- _Task instructions_: Compute the number of lines that include the string "tank", then output that number and nothing else.

- _Data provided_:
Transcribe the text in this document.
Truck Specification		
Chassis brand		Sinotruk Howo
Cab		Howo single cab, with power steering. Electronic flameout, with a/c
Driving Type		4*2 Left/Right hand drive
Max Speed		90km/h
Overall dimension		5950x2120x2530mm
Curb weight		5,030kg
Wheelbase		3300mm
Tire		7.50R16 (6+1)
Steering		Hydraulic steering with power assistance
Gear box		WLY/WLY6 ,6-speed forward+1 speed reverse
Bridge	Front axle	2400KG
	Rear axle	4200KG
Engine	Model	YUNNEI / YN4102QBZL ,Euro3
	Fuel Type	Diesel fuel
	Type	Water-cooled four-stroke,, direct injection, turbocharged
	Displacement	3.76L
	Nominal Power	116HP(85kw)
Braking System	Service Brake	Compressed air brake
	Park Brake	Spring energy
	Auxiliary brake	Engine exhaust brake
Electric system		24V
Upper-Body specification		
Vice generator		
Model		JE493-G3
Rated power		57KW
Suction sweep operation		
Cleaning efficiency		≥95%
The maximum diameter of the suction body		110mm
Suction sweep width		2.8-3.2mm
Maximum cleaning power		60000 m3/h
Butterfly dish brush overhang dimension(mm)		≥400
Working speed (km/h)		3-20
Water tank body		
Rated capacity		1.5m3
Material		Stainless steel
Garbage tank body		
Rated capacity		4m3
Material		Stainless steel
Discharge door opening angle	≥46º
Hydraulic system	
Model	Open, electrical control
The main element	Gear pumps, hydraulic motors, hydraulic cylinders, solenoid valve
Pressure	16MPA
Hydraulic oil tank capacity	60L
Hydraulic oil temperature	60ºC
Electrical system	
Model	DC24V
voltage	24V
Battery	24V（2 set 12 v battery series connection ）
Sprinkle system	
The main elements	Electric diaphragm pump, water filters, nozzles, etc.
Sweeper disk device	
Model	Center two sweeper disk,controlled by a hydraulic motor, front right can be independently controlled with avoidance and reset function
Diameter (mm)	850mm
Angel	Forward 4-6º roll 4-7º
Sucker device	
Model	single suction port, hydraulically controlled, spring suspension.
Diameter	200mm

- _Right answer_: 3